Problem requirements → From the records below, return every line containing the word "visar".

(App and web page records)
*** Block opens ***
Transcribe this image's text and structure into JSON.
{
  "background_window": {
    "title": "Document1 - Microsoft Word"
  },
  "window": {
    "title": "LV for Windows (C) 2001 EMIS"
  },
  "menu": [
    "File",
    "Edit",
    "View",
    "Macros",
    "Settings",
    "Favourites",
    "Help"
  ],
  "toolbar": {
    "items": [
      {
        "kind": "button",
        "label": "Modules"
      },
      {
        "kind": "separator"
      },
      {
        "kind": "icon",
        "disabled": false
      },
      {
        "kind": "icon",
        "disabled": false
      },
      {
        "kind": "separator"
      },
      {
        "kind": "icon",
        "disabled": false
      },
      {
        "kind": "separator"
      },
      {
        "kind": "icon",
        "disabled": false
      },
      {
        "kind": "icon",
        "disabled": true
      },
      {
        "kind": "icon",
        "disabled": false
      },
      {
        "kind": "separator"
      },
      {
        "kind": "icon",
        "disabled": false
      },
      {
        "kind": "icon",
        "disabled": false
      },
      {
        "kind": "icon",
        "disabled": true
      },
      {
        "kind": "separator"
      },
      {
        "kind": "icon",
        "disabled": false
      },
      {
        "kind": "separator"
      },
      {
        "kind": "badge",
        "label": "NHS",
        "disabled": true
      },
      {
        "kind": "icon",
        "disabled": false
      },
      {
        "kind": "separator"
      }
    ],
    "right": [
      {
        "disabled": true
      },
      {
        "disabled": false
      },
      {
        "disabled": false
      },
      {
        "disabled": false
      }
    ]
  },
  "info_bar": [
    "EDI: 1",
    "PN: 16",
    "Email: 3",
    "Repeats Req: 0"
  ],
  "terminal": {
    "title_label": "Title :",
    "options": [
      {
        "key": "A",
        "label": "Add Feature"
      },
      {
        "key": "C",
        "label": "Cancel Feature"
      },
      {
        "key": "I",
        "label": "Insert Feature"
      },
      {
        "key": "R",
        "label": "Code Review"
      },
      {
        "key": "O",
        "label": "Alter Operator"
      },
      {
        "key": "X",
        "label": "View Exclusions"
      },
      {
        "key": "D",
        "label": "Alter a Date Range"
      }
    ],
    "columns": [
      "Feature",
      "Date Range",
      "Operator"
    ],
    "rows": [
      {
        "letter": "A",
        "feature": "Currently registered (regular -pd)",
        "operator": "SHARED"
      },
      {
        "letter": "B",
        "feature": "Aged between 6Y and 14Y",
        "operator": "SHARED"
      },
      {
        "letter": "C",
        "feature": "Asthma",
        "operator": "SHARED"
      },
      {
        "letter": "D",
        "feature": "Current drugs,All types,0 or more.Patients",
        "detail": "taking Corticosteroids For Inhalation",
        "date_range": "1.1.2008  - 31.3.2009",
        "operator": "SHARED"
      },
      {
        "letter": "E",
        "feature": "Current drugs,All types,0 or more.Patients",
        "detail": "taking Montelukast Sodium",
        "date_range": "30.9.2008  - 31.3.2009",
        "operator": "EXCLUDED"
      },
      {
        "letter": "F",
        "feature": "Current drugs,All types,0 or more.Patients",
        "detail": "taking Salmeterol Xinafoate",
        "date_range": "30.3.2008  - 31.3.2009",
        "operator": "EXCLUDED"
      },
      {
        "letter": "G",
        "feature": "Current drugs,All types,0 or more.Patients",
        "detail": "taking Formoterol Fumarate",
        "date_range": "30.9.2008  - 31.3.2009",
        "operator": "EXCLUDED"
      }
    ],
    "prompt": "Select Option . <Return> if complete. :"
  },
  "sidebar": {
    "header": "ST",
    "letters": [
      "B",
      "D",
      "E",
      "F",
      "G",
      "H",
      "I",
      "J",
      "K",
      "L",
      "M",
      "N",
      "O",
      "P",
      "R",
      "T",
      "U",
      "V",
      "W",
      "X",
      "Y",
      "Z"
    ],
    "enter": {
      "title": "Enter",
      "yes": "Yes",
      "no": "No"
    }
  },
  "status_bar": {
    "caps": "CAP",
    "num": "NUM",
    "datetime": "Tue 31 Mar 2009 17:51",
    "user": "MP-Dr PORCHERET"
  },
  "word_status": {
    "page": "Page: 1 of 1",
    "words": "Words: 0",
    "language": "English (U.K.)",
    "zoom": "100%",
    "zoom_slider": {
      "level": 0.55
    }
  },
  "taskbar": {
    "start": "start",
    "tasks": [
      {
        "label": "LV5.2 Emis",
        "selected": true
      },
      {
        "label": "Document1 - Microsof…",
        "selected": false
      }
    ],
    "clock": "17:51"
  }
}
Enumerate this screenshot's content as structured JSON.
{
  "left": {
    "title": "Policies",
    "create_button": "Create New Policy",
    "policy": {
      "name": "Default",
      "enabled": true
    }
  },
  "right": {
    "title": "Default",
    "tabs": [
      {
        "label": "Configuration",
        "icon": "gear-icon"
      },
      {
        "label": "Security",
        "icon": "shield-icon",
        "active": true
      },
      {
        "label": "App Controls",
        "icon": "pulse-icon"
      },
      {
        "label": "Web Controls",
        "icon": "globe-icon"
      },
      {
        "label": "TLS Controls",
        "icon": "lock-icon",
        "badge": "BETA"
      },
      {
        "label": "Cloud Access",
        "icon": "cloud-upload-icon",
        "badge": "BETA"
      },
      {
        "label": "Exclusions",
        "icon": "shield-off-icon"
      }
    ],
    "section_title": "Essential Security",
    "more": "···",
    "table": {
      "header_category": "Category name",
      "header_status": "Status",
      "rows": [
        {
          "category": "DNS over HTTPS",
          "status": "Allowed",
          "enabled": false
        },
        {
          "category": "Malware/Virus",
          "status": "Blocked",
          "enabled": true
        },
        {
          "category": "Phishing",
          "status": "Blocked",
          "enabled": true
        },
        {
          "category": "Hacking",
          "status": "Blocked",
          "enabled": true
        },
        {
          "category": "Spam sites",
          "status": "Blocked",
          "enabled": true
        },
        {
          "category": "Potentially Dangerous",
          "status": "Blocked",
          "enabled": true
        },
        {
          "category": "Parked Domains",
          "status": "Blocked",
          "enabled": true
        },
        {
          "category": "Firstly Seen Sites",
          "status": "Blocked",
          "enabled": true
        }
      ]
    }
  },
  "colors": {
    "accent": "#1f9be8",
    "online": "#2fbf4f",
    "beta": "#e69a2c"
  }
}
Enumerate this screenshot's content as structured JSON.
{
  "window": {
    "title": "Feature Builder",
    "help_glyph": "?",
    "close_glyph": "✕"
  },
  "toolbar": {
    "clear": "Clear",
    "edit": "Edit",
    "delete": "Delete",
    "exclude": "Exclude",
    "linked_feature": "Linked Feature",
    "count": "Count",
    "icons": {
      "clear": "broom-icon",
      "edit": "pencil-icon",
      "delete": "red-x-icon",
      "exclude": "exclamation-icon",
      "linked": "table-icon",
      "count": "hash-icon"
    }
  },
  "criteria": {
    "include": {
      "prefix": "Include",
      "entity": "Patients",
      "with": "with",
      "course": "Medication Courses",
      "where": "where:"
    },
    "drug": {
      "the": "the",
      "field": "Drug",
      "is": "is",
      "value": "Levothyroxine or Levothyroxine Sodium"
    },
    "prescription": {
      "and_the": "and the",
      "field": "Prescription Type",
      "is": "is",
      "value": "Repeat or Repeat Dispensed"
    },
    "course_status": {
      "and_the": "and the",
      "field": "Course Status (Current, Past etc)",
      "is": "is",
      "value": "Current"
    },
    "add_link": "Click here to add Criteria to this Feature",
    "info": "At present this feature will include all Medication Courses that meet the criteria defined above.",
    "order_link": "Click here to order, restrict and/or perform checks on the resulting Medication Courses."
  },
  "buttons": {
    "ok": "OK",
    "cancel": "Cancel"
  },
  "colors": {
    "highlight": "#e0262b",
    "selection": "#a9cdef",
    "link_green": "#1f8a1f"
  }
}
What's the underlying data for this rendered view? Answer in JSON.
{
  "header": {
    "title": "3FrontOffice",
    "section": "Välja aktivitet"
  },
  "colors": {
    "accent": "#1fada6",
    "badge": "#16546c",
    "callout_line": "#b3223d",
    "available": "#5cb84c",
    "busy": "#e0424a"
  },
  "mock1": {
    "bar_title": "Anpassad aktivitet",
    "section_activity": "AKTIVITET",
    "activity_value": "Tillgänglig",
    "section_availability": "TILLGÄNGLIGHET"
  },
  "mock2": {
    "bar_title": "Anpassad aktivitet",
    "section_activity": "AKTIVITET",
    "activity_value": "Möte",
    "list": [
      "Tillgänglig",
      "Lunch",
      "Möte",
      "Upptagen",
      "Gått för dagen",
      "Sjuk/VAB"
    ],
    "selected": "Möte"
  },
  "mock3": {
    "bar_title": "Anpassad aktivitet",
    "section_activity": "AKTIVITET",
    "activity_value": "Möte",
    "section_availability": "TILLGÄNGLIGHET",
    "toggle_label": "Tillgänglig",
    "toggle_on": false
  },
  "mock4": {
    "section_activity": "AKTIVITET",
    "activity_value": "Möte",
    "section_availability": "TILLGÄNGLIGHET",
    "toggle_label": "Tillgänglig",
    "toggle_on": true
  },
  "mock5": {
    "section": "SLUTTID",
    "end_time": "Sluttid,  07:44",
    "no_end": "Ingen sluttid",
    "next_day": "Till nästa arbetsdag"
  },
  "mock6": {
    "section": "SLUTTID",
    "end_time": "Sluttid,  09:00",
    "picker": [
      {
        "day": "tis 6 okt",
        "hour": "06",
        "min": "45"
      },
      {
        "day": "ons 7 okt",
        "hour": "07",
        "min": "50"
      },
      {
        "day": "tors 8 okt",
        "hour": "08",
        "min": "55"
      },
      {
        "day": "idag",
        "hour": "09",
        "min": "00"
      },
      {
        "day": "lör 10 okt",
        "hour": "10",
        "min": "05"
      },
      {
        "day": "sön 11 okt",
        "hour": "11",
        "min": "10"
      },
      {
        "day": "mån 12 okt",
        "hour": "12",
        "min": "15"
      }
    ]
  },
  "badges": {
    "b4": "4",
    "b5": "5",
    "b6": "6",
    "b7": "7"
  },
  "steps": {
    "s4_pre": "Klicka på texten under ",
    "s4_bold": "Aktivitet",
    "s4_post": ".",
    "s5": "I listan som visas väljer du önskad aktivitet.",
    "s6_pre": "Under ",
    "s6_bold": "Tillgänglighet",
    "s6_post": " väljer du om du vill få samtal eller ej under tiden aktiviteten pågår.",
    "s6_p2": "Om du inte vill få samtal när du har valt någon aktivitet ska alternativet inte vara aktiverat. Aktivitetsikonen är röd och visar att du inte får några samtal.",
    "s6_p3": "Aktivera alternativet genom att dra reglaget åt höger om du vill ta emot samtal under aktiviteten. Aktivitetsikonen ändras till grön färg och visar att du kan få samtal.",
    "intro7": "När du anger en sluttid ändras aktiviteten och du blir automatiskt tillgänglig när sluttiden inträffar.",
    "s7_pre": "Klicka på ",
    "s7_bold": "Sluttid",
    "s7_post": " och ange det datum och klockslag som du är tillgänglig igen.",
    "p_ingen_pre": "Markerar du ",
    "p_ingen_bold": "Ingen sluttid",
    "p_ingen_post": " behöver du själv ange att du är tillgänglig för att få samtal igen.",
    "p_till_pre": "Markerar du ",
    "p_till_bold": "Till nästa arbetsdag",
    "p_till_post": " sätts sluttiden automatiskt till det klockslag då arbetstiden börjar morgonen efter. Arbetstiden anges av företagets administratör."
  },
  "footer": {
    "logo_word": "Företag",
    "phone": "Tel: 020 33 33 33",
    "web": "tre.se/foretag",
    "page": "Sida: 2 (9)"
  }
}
*** Block closes ***
Solution for this task →
    "s6_p2": "Om du inte vill få samtal när du har valt någon aktivitet ska alternativet inte vara aktiverat. Aktivitetsikonen är röd och visar att du inte får några samtal.",
    "s6_p3": "Aktivera alternativet genom att dra reglaget åt höger om du vill ta emot samtal under aktiviteten. Aktivitetsikonen ändras till grön färg och visar att du kan få samtal.",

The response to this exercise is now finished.